[Stored entries]
-- -- --
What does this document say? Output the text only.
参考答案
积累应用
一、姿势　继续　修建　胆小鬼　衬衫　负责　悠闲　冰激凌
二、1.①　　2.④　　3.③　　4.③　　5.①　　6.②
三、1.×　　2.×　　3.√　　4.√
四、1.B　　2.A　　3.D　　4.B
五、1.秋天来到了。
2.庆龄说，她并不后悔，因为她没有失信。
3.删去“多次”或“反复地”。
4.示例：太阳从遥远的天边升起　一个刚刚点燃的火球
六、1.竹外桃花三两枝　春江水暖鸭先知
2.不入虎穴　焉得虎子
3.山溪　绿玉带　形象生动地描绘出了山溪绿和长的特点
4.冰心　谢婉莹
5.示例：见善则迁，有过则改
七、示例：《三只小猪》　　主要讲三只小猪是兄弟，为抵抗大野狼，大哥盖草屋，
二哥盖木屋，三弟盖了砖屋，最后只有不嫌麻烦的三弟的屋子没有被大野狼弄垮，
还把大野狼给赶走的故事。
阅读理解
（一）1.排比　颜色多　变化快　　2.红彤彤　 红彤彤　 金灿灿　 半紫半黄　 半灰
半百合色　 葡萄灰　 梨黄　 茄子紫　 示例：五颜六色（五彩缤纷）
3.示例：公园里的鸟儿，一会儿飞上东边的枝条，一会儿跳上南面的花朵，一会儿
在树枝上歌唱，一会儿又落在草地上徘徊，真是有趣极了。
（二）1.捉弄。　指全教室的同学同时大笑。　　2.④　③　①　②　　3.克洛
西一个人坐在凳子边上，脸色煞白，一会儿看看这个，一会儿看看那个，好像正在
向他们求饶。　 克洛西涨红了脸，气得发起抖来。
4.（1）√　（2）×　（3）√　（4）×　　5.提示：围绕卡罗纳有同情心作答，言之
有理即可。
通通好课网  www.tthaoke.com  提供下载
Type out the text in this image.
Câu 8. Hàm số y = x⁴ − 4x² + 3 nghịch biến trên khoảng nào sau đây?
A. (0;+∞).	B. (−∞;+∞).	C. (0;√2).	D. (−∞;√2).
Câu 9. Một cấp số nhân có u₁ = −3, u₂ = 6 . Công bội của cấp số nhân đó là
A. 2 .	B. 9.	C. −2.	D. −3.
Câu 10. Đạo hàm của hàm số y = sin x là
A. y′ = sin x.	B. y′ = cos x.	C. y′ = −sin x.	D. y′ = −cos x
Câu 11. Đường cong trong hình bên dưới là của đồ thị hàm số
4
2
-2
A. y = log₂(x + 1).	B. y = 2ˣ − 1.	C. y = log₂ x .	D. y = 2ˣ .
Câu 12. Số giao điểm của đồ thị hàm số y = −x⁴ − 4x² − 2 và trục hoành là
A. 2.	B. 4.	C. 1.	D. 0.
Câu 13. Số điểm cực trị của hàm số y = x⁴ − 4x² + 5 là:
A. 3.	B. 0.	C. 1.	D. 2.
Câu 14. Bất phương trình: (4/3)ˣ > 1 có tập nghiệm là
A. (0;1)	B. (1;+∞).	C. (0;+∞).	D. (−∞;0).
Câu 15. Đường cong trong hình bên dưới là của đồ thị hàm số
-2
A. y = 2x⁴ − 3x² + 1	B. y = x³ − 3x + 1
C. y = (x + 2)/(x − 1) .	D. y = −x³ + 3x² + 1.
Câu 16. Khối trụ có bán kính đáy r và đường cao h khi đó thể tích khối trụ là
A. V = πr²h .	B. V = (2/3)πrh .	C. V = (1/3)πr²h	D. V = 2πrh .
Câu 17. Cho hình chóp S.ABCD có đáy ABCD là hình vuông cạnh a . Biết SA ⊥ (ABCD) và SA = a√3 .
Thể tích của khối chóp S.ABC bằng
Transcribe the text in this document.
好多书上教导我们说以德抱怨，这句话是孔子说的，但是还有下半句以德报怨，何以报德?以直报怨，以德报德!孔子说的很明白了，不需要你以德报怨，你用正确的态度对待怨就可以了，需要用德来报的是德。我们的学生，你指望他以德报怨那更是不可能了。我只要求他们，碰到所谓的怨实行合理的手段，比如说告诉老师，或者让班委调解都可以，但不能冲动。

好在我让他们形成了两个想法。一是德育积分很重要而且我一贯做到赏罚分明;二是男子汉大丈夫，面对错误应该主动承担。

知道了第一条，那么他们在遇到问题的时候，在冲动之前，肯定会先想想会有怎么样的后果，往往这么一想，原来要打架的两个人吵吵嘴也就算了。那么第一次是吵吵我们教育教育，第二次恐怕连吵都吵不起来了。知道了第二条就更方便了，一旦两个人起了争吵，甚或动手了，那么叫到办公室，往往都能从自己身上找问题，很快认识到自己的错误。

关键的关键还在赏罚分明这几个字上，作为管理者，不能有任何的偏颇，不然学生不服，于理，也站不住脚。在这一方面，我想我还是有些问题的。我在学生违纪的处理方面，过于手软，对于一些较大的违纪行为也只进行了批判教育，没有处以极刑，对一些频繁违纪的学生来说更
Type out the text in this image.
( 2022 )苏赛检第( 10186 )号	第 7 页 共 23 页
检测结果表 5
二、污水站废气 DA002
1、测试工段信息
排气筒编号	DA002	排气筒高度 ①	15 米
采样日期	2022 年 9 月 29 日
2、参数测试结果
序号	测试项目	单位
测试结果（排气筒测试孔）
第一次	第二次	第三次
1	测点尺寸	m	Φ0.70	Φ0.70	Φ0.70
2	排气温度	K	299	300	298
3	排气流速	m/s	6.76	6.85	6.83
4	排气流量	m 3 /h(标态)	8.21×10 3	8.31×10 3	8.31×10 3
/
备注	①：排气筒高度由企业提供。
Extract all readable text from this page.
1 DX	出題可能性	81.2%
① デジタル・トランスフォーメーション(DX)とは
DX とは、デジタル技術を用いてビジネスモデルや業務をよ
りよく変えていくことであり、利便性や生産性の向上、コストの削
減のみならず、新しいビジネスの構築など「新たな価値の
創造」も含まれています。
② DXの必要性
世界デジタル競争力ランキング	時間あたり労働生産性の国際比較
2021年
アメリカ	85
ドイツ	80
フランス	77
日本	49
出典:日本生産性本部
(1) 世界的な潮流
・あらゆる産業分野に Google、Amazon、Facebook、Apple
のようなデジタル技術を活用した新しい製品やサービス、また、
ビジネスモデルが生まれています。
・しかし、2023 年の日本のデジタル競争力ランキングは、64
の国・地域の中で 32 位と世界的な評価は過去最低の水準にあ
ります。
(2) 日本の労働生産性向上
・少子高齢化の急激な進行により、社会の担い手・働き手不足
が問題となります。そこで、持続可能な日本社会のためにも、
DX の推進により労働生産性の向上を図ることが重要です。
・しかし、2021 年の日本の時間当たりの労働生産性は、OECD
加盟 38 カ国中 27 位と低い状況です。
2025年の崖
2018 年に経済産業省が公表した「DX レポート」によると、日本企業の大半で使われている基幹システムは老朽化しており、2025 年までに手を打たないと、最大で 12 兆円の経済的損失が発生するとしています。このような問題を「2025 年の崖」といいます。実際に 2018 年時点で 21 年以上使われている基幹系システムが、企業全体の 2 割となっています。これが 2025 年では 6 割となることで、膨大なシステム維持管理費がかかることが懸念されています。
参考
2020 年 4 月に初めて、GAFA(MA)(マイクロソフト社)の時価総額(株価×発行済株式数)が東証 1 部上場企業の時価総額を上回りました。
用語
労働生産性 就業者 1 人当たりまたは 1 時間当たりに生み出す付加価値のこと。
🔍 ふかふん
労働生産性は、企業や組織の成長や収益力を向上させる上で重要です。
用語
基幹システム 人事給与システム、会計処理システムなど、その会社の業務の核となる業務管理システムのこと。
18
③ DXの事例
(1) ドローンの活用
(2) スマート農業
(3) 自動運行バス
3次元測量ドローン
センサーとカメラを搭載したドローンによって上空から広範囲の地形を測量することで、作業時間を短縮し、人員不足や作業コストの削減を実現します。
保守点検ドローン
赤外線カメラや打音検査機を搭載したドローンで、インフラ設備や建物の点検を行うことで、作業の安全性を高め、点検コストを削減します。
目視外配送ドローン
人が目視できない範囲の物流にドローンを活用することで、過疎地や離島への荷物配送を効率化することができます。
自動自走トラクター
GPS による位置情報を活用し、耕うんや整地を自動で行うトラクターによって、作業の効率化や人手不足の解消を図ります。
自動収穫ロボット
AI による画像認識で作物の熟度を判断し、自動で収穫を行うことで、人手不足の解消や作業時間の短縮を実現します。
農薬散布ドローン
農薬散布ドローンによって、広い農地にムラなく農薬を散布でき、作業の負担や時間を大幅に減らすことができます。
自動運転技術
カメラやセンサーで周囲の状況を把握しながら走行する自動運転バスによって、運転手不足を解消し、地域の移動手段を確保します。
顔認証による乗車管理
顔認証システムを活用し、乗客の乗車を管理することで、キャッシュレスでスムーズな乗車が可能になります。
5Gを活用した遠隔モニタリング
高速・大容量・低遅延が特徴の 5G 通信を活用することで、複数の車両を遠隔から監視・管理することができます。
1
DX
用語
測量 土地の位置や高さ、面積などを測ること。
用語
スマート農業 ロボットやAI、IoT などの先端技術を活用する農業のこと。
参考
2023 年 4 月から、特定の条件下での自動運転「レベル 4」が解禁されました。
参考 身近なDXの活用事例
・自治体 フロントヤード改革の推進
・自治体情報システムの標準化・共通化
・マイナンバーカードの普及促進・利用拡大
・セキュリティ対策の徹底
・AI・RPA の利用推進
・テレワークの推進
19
-- -- --
(THE REQUEST) Pick out each line containing "hình" and report it.

(RESPONSE)
Câu 11. Đường cong trong hình bên dưới là của đồ thị hàm số
Câu 15. Đường cong trong hình bên dưới là của đồ thị hàm số
Câu 17. Cho hình chóp S.ABCD có đáy ABCD là hình vuông cạnh a . Biết SA ⊥ (ABCD) và SA = a√3 .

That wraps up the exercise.